▼

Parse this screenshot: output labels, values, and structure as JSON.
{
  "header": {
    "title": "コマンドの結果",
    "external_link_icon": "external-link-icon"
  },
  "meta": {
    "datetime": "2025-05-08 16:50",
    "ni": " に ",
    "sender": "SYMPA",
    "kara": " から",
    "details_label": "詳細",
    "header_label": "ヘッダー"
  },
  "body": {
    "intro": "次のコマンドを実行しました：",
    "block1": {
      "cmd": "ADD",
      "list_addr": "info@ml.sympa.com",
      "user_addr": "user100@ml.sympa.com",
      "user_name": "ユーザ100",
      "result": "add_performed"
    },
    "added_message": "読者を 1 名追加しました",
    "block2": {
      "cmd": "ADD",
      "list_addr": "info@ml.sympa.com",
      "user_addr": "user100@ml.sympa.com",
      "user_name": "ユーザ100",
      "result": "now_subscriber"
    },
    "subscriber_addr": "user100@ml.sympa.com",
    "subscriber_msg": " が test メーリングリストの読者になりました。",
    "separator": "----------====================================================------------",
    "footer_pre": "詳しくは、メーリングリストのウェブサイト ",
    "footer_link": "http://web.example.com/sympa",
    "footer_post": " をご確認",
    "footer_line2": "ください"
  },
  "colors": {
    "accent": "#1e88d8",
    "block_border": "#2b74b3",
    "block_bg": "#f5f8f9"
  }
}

▲

Extract the listing in its entirety and repeat it exactly.

RESULT:
Parse this screenshot: output labels, values, and structure as JSON.
{
  "header": {
    "title": "コマンドの結果",
    "external_link_icon": "external-link-icon"
  },
  "meta": {
    "datetime": "2025-05-08 16:50",
    "ni": " に ",
    "sender": "SYMPA",
    "kara": " から",
    "details_label": "詳細",
    "header_label": "ヘッダー"
  },
  "body": {
    "intro": "次のコマンドを実行しました：",
    "block1": {
      "cmd": "ADD",
      "list_addr": "info@ml.sympa.com",
      "user_addr": "user100@ml.sympa.com",
      "user_name": "ユーザ100",
      "result": "add_performed"
    },
    "added_message": "読者を 1 名追加しました",
    "block2": {
      "cmd": "ADD",
      "list_addr": "info@ml.sympa.com",
      "user_addr": "user100@ml.sympa.com",
      "user_name": "ユーザ100",
      "result": "now_subscriber"
    },
    "subscriber_addr": "user100@ml.sympa.com",
    "subscriber_msg": " が test メーリングリストの読者になりました。",
    "separator": "----------====================================================------------",
    "footer_pre": "詳しくは、メーリングリストのウェブサイト ",
    "footer_link": "http://web.example.com/sympa",
    "footer_post": " をご確認",
    "footer_line2": "ください"
  },
  "colors": {
    "accent": "#1e88d8",
    "block_border": "#2b74b3",
    "block_bg": "#f5f8f9"
  }
}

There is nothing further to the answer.